## [EXERCISE OBJECTIVE]
Transcribe the records below exactly as they appear.

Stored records
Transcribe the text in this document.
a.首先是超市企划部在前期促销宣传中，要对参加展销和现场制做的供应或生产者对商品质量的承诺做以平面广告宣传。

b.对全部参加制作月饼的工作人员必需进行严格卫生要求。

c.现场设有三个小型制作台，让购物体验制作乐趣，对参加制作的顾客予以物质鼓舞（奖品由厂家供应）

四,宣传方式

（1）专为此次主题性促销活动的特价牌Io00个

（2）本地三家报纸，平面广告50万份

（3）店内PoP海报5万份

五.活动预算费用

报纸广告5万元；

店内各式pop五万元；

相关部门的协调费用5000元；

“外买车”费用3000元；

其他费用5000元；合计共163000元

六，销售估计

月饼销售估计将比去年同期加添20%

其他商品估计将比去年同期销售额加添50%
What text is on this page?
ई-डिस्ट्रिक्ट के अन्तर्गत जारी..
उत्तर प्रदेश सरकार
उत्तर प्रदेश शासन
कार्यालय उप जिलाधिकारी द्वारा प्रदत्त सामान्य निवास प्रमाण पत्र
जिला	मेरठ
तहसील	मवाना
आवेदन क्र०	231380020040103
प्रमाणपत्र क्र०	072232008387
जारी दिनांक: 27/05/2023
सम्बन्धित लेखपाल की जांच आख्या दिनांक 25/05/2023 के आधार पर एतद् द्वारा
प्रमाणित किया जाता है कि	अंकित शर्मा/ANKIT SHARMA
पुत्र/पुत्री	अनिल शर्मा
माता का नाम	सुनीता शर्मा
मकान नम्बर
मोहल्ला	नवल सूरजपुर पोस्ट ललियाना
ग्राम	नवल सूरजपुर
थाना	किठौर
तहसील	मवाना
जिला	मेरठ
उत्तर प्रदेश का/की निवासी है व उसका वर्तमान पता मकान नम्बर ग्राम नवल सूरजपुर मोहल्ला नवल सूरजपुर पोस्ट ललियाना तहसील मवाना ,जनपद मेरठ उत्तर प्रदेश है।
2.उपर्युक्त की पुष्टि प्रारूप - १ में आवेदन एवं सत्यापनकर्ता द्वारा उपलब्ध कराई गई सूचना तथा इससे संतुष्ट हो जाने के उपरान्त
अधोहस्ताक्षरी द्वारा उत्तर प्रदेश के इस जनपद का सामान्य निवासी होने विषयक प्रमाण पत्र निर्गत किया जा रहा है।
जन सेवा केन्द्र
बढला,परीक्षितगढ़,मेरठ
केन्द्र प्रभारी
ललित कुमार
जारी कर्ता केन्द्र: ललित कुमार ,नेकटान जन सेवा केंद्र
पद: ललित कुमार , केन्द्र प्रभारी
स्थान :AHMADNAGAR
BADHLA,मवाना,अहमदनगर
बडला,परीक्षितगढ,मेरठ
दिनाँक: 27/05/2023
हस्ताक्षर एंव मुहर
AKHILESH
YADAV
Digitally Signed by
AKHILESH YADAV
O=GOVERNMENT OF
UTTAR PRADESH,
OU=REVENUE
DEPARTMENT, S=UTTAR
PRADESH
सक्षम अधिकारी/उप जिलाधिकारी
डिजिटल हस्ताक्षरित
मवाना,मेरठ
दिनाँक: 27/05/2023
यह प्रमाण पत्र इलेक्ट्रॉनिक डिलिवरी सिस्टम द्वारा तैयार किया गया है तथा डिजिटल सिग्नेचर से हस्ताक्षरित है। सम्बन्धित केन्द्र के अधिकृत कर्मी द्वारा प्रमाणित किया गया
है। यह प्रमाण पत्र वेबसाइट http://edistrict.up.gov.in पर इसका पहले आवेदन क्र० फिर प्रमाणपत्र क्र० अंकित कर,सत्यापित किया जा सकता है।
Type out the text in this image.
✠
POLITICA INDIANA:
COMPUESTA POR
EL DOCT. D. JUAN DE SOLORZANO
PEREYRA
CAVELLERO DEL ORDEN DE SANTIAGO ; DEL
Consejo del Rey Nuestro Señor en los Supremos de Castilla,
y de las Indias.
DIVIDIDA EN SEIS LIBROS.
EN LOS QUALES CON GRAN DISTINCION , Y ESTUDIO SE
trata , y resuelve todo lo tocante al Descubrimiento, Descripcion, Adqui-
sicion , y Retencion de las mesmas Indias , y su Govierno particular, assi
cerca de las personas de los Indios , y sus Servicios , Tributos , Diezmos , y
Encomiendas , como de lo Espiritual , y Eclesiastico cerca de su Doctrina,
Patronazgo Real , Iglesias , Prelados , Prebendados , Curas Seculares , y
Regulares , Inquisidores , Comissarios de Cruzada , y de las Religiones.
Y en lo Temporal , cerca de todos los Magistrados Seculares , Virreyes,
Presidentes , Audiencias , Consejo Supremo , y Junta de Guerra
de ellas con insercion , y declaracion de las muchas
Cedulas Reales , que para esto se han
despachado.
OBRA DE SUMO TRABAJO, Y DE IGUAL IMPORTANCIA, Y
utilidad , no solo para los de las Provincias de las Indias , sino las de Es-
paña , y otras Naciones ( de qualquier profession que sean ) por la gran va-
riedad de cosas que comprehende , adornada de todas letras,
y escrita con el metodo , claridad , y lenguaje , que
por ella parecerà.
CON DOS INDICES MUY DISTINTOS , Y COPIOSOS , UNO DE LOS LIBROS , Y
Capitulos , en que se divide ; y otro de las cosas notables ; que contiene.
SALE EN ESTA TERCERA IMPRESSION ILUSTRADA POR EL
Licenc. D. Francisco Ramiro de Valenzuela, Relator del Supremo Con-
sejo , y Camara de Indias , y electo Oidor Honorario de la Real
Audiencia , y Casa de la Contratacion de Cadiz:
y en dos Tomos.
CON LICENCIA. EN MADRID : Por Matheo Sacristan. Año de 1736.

## [ANSWER TO THE EXERCISE]
Transcribe the text in this document.
a.首先是超市企划部在前期促销宣传中，要对参加展销和现场制做的供应或生产者对商品质量的承诺做以平面广告宣传。

b.对全部参加制作月饼的工作人员必需进行严格卫生要求。

c.现场设有三个小型制作台，让购物体验制作乐趣，对参加制作的顾客予以物质鼓舞（奖品由厂家供应）

四,宣传方式

（1）专为此次主题性促销活动的特价牌Io00个

（2）本地三家报纸，平面广告50万份

（3）店内PoP海报5万份

五.活动预算费用

报纸广告5万元；

店内各式pop五万元；

相关部门的协调费用5000元；

“外买车”费用3000元；

其他费用5000元；合计共163000元

六，销售估计

月饼销售估计将比去年同期加添20%

其他商品估计将比去年同期销售额加添50%
What text is on this page?
ई-डिस्ट्रिक्ट के अन्तर्गत जारी..
उत्तर प्रदेश सरकार
उत्तर प्रदेश शासन
कार्यालय उप जिलाधिकारी द्वारा प्रदत्त सामान्य निवास प्रमाण पत्र
जिला	मेरठ
तहसील	मवाना
आवेदन क्र०	231380020040103
प्रमाणपत्र क्र०	072232008387
जारी दिनांक: 27/05/2023
सम्बन्धित लेखपाल की जांच आख्या दिनांक 25/05/2023 के आधार पर एतद् द्वारा
प्रमाणित किया जाता है कि	अंकित शर्मा/ANKIT SHARMA
पुत्र/पुत्री	अनिल शर्मा
माता का नाम	सुनीता शर्मा
मकान नम्बर
मोहल्ला	नवल सूरजपुर पोस्ट ललियाना
ग्राम	नवल सूरजपुर
थाना	किठौर
तहसील	मवाना
जिला	मेरठ
उत्तर प्रदेश का/की निवासी है व उसका वर्तमान पता मकान नम्बर ग्राम नवल सूरजपुर मोहल्ला नवल सूरजपुर पोस्ट ललियाना तहसील मवाना ,जनपद मेरठ उत्तर प्रदेश है।
2.उपर्युक्त की पुष्टि प्रारूप - १ में आवेदन एवं सत्यापनकर्ता द्वारा उपलब्ध कराई गई सूचना तथा इससे संतुष्ट हो जाने के उपरान्त
अधोहस्ताक्षरी द्वारा उत्तर प्रदेश के इस जनपद का सामान्य निवासी होने विषयक प्रमाण पत्र निर्गत किया जा रहा है।
जन सेवा केन्द्र
बढला,परीक्षितगढ़,मेरठ
केन्द्र प्रभारी
ललित कुमार
जारी कर्ता केन्द्र: ललित कुमार ,नेकटान जन सेवा केंद्र
पद: ललित कुमार , केन्द्र प्रभारी
स्थान :AHMADNAGAR
BADHLA,मवाना,अहमदनगर
बडला,परीक्षितगढ,मेरठ
दिनाँक: 27/05/2023
हस्ताक्षर एंव मुहर
AKHILESH
YADAV
Digitally Signed by
AKHILESH YADAV
O=GOVERNMENT OF
UTTAR PRADESH,
OU=REVENUE
DEPARTMENT, S=UTTAR
PRADESH
सक्षम अधिकारी/उप जिलाधिकारी
डिजिटल हस्ताक्षरित
मवाना,मेरठ
दिनाँक: 27/05/2023
यह प्रमाण पत्र इलेक्ट्रॉनिक डिलिवरी सिस्टम द्वारा तैयार किया गया है तथा डिजिटल सिग्नेचर से हस्ताक्षरित है। सम्बन्धित केन्द्र के अधिकृत कर्मी द्वारा प्रमाणित किया गया
है। यह प्रमाण पत्र वेबसाइट http://edistrict.up.gov.in पर इसका पहले आवेदन क्र० फिर प्रमाणपत्र क्र० अंकित कर,सत्यापित किया जा सकता है।
Type out the text in this image.
✠
POLITICA INDIANA:
COMPUESTA POR
EL DOCT. D. JUAN DE SOLORZANO
PEREYRA
CAVELLERO DEL ORDEN DE SANTIAGO ; DEL
Consejo del Rey Nuestro Señor en los Supremos de Castilla,
y de las Indias.
DIVIDIDA EN SEIS LIBROS.
EN LOS QUALES CON GRAN DISTINCION , Y ESTUDIO SE
trata , y resuelve todo lo tocante al Descubrimiento, Descripcion, Adqui-
sicion , y Retencion de las mesmas Indias , y su Govierno particular, assi
cerca de las personas de los Indios , y sus Servicios , Tributos , Diezmos , y
Encomiendas , como de lo Espiritual , y Eclesiastico cerca de su Doctrina,
Patronazgo Real , Iglesias , Prelados , Prebendados , Curas Seculares , y
Regulares , Inquisidores , Comissarios de Cruzada , y de las Religiones.
Y en lo Temporal , cerca de todos los Magistrados Seculares , Virreyes,
Presidentes , Audiencias , Consejo Supremo , y Junta de Guerra
de ellas con insercion , y declaracion de las muchas
Cedulas Reales , que para esto se han
despachado.
OBRA DE SUMO TRABAJO, Y DE IGUAL IMPORTANCIA, Y
utilidad , no solo para los de las Provincias de las Indias , sino las de Es-
paña , y otras Naciones ( de qualquier profession que sean ) por la gran va-
riedad de cosas que comprehende , adornada de todas letras,
y escrita con el metodo , claridad , y lenguaje , que
por ella parecerà.
CON DOS INDICES MUY DISTINTOS , Y COPIOSOS , UNO DE LOS LIBROS , Y
Capitulos , en que se divide ; y otro de las cosas notables ; que contiene.
SALE EN ESTA TERCERA IMPRESSION ILUSTRADA POR EL
Licenc. D. Francisco Ramiro de Valenzuela, Relator del Supremo Con-
sejo , y Camara de Indias , y electo Oidor Honorario de la Real
Audiencia , y Casa de la Contratacion de Cadiz:
y en dos Tomos.
CON LICENCIA. EN MADRID : Por Matheo Sacristan. Año de 1736.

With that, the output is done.